┌────────

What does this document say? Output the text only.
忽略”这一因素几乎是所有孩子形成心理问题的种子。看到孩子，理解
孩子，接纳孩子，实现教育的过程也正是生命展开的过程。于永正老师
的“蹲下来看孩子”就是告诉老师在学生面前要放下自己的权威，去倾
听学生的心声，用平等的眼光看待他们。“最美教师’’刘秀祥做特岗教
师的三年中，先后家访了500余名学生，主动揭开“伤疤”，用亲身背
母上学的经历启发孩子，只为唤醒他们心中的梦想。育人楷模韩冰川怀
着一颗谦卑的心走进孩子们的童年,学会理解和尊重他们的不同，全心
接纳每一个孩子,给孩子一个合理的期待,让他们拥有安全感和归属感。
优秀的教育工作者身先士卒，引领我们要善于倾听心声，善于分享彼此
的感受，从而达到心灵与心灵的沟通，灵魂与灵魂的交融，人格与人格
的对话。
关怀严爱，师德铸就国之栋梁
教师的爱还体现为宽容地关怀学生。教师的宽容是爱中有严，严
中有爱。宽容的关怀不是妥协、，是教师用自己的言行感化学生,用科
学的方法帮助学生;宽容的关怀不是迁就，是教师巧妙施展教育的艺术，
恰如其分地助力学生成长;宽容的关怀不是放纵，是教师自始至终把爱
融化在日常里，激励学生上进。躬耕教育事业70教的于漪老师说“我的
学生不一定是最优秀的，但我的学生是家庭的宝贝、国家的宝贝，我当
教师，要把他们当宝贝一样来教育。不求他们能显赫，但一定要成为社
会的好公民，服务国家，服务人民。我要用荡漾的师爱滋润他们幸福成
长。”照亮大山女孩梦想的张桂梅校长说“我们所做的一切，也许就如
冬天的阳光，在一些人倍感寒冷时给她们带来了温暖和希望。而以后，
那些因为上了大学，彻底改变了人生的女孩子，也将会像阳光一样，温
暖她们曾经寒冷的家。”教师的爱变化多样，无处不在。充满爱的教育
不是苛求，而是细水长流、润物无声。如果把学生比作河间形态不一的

└────────

= Set exercise =
Using the data above, print every record exactly as shown.

= Reply to the task =
What does this document say? Output the text only.
忽略”这一因素几乎是所有孩子形成心理问题的种子。看到孩子，理解
孩子，接纳孩子，实现教育的过程也正是生命展开的过程。于永正老师
的“蹲下来看孩子”就是告诉老师在学生面前要放下自己的权威，去倾
听学生的心声，用平等的眼光看待他们。“最美教师’’刘秀祥做特岗教
师的三年中，先后家访了500余名学生，主动揭开“伤疤”，用亲身背
母上学的经历启发孩子，只为唤醒他们心中的梦想。育人楷模韩冰川怀
着一颗谦卑的心走进孩子们的童年,学会理解和尊重他们的不同，全心
接纳每一个孩子,给孩子一个合理的期待,让他们拥有安全感和归属感。
优秀的教育工作者身先士卒，引领我们要善于倾听心声，善于分享彼此
的感受，从而达到心灵与心灵的沟通，灵魂与灵魂的交融，人格与人格
的对话。
关怀严爱，师德铸就国之栋梁
教师的爱还体现为宽容地关怀学生。教师的宽容是爱中有严，严
中有爱。宽容的关怀不是妥协、，是教师用自己的言行感化学生,用科
学的方法帮助学生;宽容的关怀不是迁就，是教师巧妙施展教育的艺术，
恰如其分地助力学生成长;宽容的关怀不是放纵，是教师自始至终把爱
融化在日常里，激励学生上进。躬耕教育事业70教的于漪老师说“我的
学生不一定是最优秀的，但我的学生是家庭的宝贝、国家的宝贝，我当
教师，要把他们当宝贝一样来教育。不求他们能显赫，但一定要成为社
会的好公民，服务国家，服务人民。我要用荡漾的师爱滋润他们幸福成
长。”照亮大山女孩梦想的张桂梅校长说“我们所做的一切，也许就如
冬天的阳光，在一些人倍感寒冷时给她们带来了温暖和希望。而以后，
那些因为上了大学，彻底改变了人生的女孩子，也将会像阳光一样，温
暖她们曾经寒冷的家。”教师的爱变化多样，无处不在。充满爱的教育
不是苛求，而是细水长流、润物无声。如果把学生比作河间形态不一的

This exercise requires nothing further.